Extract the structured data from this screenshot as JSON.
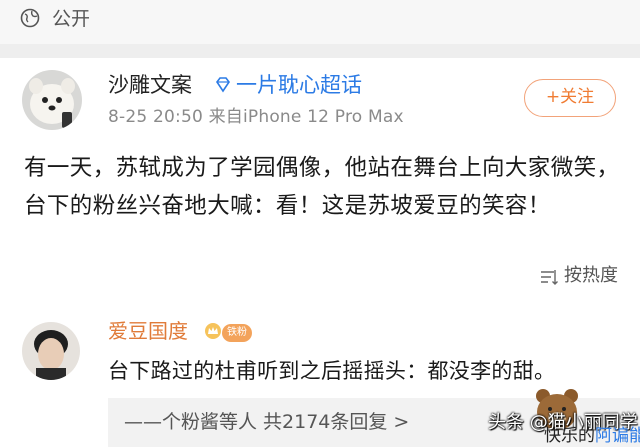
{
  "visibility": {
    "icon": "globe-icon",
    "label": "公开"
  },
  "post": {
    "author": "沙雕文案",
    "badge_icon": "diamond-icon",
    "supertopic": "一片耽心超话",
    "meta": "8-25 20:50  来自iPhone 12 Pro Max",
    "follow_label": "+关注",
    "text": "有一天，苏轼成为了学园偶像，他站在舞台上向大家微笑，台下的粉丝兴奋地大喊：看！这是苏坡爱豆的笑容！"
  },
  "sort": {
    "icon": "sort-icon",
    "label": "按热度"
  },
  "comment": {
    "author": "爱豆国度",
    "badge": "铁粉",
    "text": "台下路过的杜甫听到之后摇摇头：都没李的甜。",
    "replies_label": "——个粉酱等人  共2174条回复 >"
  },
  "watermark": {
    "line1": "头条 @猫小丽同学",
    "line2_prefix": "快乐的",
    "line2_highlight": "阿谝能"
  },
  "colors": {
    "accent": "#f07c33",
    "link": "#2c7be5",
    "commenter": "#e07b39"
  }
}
━━━━━━━━━━━━━━━━
__Set problem__. Each record above should come back exactly the same, only without its pictures.

__Exercise answer__.
Extract the structured data from this screenshot as JSON.
{
  "visibility": {
    "icon": "globe-icon",
    "label": "公开"
  },
  "post": {
    "author": "沙雕文案",
    "badge_icon": "diamond-icon",
    "supertopic": "一片耽心超话",
    "meta": "8-25 20:50  来自iPhone 12 Pro Max",
    "follow_label": "+关注",
    "text": "有一天，苏轼成为了学园偶像，他站在舞台上向大家微笑，台下的粉丝兴奋地大喊：看！这是苏坡爱豆的笑容！"
  },
  "sort": {
    "icon": "sort-icon",
    "label": "按热度"
  },
  "comment": {
    "author": "爱豆国度",
    "badge": "铁粉",
    "text": "台下路过的杜甫听到之后摇摇头：都没李的甜。",
    "replies_label": "——个粉酱等人  共2174条回复 >"
  },
  "watermark": {
    "line1": "头条 @猫小丽同学",
    "line2_prefix": "快乐的",
    "line2_highlight": "阿谝能"
  },
  "colors": {
    "accent": "#f07c33",
    "link": "#2c7be5",
    "commenter": "#e07b39"
  }
}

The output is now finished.